TASK | Begin with the line that contains "Transcribe this chart's" and continue down through the line that contains "What data was"; reproduce those lines exactly and only those.

┌──

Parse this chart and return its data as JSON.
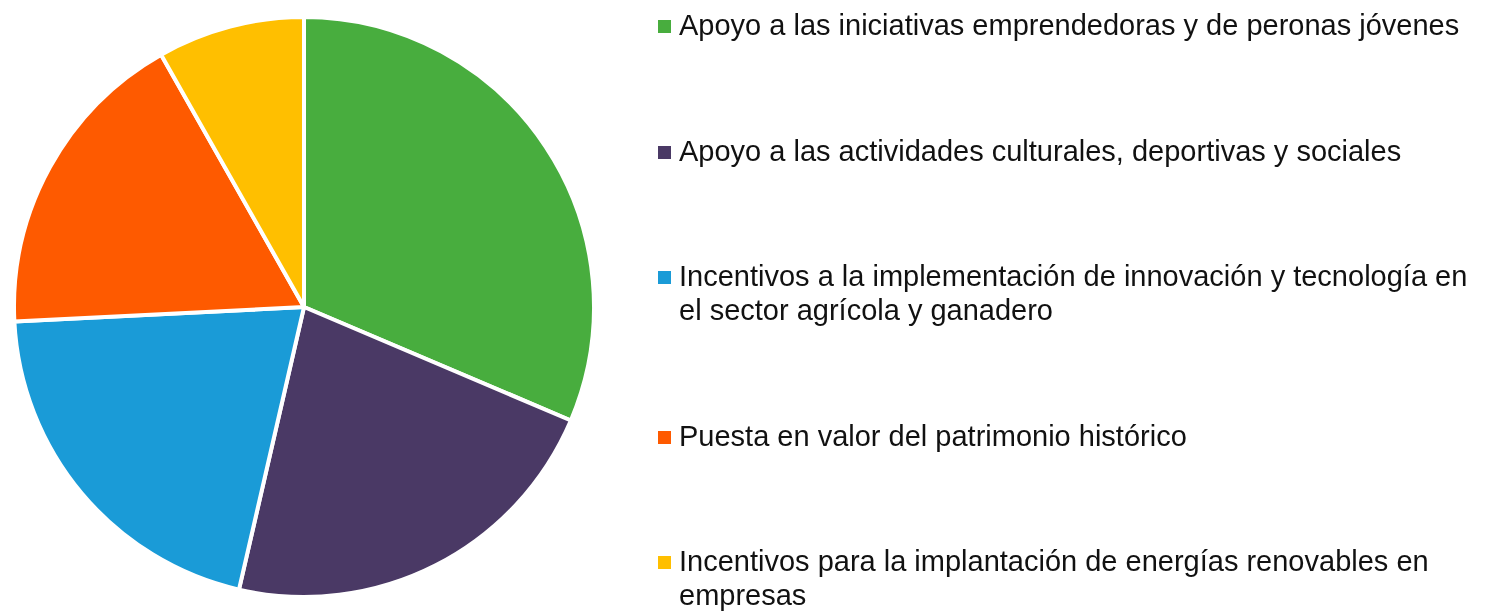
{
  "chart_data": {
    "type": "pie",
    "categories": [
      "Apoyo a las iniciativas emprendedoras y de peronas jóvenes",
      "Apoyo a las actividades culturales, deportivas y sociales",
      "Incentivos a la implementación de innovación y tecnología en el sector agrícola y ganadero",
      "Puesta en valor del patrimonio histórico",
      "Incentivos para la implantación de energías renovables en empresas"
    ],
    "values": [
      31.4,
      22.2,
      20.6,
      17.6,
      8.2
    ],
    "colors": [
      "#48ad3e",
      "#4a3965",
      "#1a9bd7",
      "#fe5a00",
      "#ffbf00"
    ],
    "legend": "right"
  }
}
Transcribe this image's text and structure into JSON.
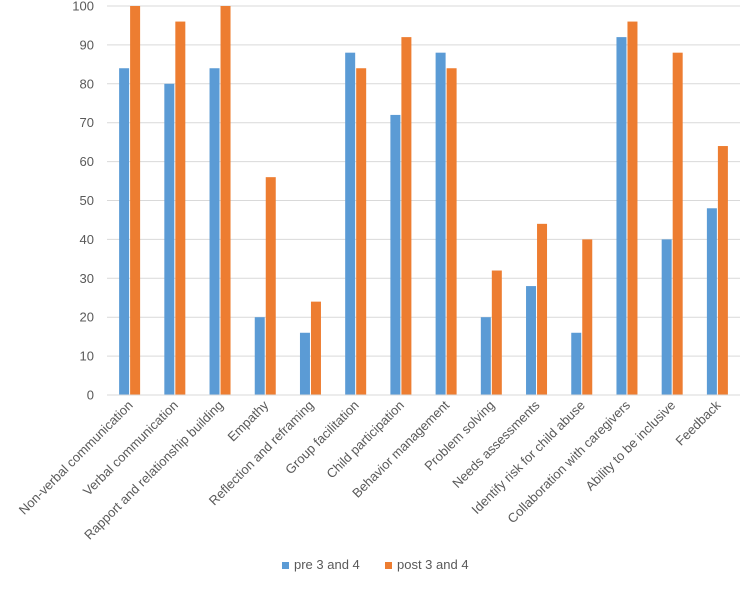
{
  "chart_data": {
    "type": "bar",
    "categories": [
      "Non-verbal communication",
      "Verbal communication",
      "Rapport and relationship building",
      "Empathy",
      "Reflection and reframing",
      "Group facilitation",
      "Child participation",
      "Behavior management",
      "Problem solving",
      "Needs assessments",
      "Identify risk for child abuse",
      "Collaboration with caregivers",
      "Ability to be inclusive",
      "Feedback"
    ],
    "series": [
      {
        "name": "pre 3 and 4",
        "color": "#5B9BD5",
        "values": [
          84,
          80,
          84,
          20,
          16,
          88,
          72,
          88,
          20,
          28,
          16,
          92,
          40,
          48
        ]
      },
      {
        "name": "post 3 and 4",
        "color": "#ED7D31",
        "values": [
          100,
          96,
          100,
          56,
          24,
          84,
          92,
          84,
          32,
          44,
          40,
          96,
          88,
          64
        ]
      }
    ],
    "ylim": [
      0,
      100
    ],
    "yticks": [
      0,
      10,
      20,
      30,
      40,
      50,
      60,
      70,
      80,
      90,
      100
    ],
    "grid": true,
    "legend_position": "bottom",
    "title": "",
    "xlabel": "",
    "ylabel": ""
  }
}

└──
┌──

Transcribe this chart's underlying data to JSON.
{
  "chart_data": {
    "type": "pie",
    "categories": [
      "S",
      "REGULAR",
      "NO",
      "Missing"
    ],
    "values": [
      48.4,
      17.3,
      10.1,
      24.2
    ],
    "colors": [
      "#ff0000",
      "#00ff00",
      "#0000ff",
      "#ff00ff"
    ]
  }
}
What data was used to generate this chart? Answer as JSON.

└──
┌──

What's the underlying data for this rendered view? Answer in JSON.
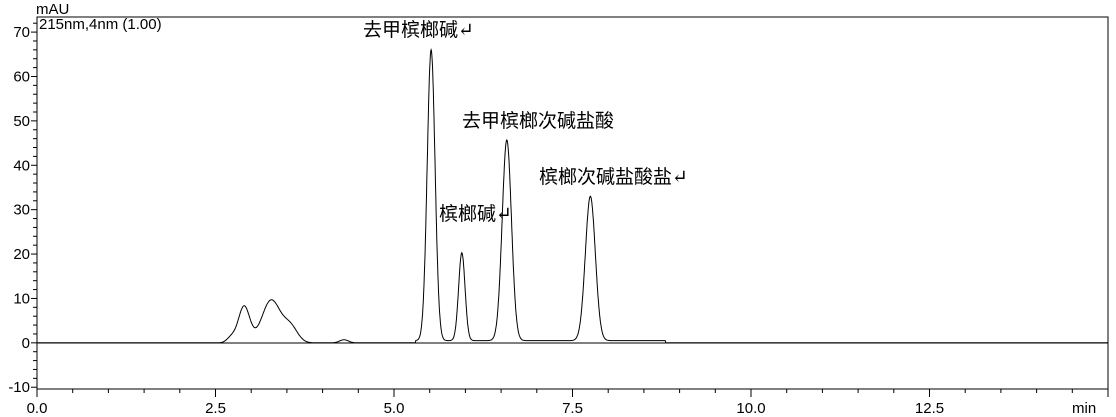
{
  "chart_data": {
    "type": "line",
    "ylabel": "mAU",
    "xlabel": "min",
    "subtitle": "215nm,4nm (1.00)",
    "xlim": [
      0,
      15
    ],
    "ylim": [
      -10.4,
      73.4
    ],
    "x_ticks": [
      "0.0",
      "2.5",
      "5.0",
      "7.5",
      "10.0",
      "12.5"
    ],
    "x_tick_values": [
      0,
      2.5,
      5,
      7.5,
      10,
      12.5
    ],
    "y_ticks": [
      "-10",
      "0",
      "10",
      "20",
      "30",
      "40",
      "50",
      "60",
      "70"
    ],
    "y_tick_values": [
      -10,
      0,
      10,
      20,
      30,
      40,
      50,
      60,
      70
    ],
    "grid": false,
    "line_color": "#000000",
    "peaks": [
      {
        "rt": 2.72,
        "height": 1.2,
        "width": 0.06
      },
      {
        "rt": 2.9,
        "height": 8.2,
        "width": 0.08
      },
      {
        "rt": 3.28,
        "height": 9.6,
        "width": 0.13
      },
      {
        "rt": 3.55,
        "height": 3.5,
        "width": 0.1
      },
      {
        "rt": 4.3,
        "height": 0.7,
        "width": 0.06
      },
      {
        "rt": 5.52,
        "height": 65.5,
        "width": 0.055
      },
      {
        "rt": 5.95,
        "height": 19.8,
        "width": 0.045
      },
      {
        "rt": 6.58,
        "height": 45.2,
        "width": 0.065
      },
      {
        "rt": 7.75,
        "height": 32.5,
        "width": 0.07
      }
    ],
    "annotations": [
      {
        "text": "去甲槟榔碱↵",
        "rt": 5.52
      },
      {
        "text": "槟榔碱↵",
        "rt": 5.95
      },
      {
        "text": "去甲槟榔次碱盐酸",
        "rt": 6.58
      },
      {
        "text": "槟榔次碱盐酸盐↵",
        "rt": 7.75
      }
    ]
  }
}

└──

REPLY |
Transcribe this chart's underlying data to JSON.
{
  "chart_data": {
    "type": "pie",
    "categories": [
      "S",
      "REGULAR",
      "NO",
      "Missing"
    ],
    "values": [
      48.4,
      17.3,
      10.1,
      24.2
    ],
    "colors": [
      "#ff0000",
      "#00ff00",
      "#0000ff",
      "#ff00ff"
    ]
  }
}
What data was used to generate this chart? Answer as JSON.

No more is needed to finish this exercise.